# YOUR TASK
Each entry below should be returned exactly as is, with the pictures removed.

# # # # # # #

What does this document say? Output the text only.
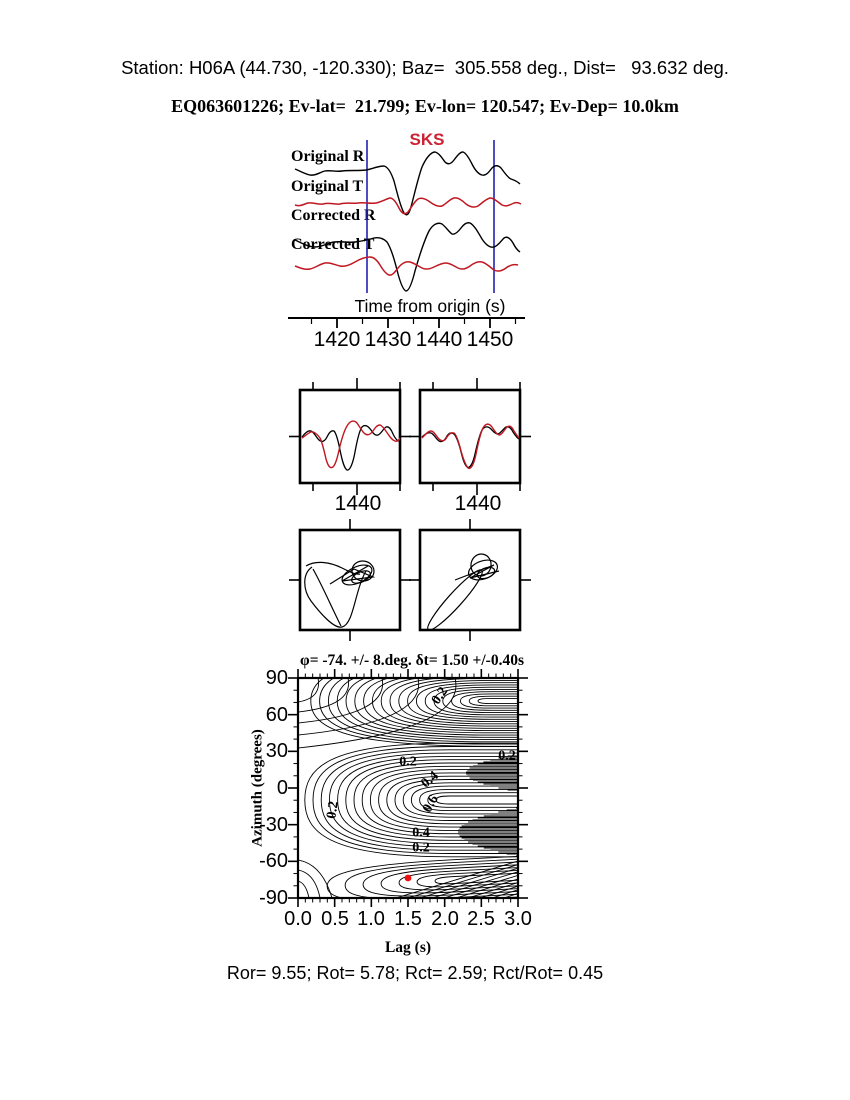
Station: H06A (44.730, -120.330); Baz=  305.558 deg., Dist=   93.632 deg.
EQ063601226; Ev-lat=  21.799; Ev-lon= 120.547; Ev-Dep= 10.0km
SKS
Original R
Original T
Corrected R
Corrected T
Time from origin (s)
1420 1430 1440 1450
1440	1440
φ= -74. +/- 8.deg. δt= 1.50 +/-0.40s
Azimuth (degrees)
Lag (s)
90
60
30
0
-30
-60
-90
0.0 0.5 1.0 1.5 2.0 2.5 3.0
0.2
0.2	0.2
0.4
0.6
0.2
0.4
0.2
Ror= 9.55; Rot= 5.78; Rct= 2.59; Rct/Rot= 0.45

# # # # # # #

# RESULT OF THIS EXERCISE
What does this document say? Output the text only.
Station: H06A (44.730, -120.330); Baz=  305.558 deg., Dist=   93.632 deg.
EQ063601226; Ev-lat=  21.799; Ev-lon= 120.547; Ev-Dep= 10.0km
SKS
Original R
Original T
Corrected R
Corrected T
Time from origin (s)
1420 1430 1440 1450
1440	1440
φ= -74. +/- 8.deg. δt= 1.50 +/-0.40s
Azimuth (degrees)
Lag (s)
90
60
30
0
-30
-60
-90
0.0 0.5 1.0 1.5 2.0 2.5 3.0
0.2
0.2	0.2
0.4
0.6
0.2
0.4
0.2
Ror= 9.55; Rot= 5.78; Rct= 2.59; Rct/Rot= 0.45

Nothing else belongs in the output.